Do this
Exactly how many lines have the word "screenshot"? Answer with the bare number.

-------- Given data

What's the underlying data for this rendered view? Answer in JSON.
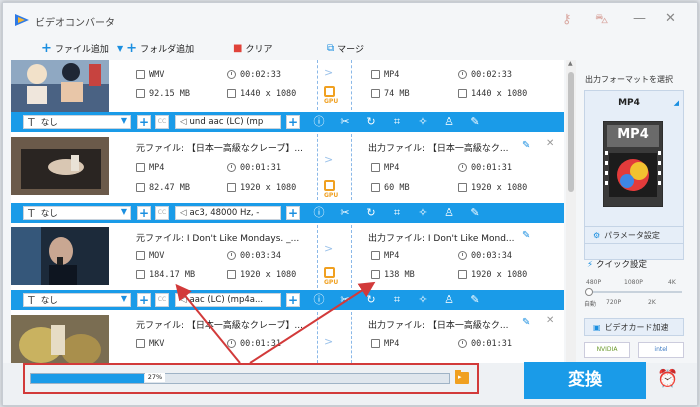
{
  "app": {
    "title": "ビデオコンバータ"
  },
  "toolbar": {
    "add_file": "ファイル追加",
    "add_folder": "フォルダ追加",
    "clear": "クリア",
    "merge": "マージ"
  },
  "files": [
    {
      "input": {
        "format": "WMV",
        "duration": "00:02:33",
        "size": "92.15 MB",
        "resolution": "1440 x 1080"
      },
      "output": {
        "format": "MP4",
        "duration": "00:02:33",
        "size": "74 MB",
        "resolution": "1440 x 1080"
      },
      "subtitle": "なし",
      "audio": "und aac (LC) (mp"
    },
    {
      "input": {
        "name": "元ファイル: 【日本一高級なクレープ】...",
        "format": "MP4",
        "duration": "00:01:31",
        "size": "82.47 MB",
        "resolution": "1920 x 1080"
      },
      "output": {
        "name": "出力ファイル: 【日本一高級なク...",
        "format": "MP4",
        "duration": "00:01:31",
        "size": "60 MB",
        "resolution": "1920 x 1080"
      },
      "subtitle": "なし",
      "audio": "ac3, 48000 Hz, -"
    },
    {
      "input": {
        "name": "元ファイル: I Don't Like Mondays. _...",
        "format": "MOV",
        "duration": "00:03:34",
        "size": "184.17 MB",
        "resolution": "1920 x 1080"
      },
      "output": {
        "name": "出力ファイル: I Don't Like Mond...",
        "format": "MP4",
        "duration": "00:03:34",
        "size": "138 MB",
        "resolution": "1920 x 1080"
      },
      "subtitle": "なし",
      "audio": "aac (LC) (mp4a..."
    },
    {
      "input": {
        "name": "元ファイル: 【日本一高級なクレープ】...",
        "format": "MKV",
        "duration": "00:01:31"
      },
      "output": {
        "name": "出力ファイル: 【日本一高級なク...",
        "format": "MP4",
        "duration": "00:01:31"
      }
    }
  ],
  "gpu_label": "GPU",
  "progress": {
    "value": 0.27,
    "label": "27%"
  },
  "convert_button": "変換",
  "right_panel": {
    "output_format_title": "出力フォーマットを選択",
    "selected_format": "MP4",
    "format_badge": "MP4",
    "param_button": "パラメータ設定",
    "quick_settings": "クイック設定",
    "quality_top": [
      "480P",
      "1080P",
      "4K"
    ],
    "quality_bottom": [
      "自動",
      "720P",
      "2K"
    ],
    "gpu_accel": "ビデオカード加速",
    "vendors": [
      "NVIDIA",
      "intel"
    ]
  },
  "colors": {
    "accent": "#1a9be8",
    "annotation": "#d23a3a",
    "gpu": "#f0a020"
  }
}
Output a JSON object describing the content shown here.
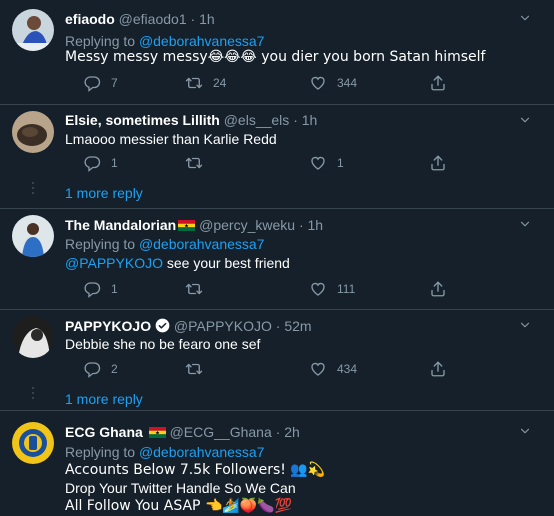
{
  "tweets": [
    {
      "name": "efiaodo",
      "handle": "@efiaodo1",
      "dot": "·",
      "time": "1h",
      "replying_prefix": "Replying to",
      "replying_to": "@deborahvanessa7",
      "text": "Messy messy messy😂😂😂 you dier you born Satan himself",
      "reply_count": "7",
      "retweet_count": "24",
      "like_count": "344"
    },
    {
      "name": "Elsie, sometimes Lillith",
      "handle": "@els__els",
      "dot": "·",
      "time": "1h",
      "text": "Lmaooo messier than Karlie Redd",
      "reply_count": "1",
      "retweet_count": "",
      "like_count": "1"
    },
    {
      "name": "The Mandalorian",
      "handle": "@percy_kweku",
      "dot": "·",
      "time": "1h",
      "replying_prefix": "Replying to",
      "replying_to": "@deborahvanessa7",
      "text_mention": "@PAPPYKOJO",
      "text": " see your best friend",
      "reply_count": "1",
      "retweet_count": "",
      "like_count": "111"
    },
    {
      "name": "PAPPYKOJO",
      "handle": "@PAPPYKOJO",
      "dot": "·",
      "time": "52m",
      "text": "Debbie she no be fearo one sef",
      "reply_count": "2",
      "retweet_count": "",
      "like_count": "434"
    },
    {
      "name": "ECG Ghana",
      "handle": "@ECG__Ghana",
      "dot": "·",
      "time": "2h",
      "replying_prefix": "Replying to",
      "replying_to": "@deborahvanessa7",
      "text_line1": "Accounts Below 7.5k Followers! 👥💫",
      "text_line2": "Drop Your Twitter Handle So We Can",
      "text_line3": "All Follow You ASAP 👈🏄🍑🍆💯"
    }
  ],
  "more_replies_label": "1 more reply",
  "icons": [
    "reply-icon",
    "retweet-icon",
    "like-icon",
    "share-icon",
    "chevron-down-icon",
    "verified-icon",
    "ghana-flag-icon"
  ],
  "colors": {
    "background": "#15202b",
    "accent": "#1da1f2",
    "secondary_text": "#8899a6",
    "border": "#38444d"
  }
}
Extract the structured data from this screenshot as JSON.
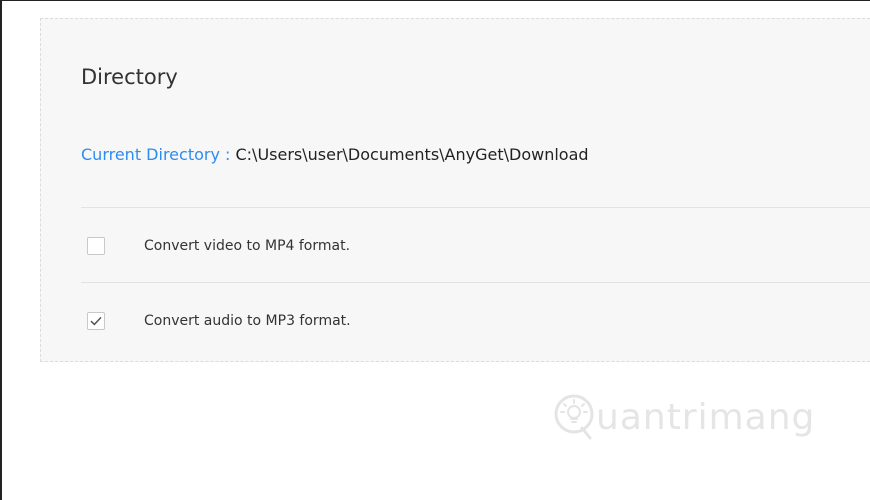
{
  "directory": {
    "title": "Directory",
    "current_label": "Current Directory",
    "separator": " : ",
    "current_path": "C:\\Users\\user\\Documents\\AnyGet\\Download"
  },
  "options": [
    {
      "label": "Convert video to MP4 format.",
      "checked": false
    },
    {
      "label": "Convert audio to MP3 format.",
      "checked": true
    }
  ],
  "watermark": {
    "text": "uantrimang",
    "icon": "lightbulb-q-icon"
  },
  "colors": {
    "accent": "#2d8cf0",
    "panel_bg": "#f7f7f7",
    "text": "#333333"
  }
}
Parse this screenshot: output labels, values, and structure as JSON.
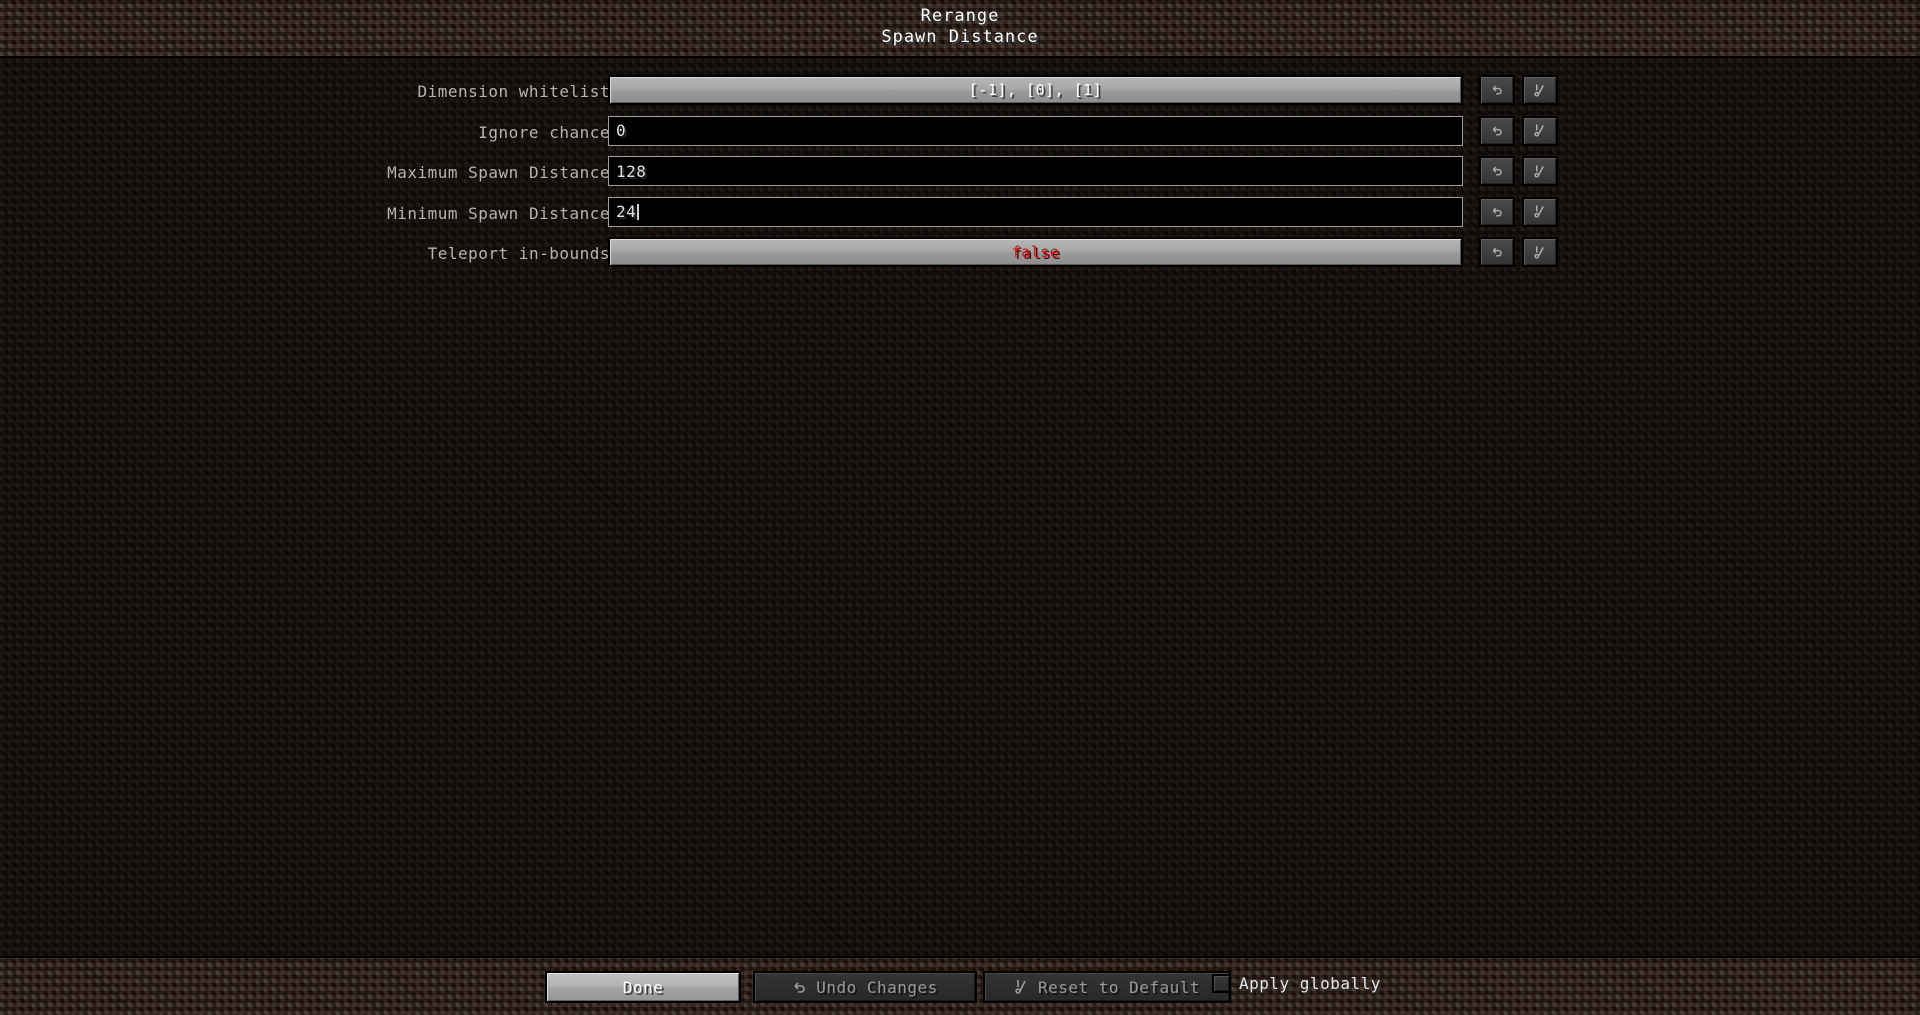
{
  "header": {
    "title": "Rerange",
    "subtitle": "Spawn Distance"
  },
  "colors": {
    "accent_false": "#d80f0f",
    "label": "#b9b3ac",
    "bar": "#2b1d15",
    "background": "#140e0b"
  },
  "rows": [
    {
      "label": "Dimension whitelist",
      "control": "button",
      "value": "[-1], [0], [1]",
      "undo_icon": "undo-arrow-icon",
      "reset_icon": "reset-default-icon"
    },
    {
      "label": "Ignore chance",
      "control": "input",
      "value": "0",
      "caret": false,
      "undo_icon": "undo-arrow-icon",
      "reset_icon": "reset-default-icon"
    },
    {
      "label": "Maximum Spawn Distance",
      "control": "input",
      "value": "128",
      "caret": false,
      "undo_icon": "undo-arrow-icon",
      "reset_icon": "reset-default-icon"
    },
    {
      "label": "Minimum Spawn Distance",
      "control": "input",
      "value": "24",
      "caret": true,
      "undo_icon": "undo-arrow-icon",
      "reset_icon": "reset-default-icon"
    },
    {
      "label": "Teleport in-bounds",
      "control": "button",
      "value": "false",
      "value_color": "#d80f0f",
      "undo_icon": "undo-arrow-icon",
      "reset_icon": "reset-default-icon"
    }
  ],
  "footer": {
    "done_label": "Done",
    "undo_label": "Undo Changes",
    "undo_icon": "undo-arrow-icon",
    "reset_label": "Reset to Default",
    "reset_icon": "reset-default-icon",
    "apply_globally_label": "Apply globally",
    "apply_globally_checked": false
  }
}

----------------

Result of this exercise
2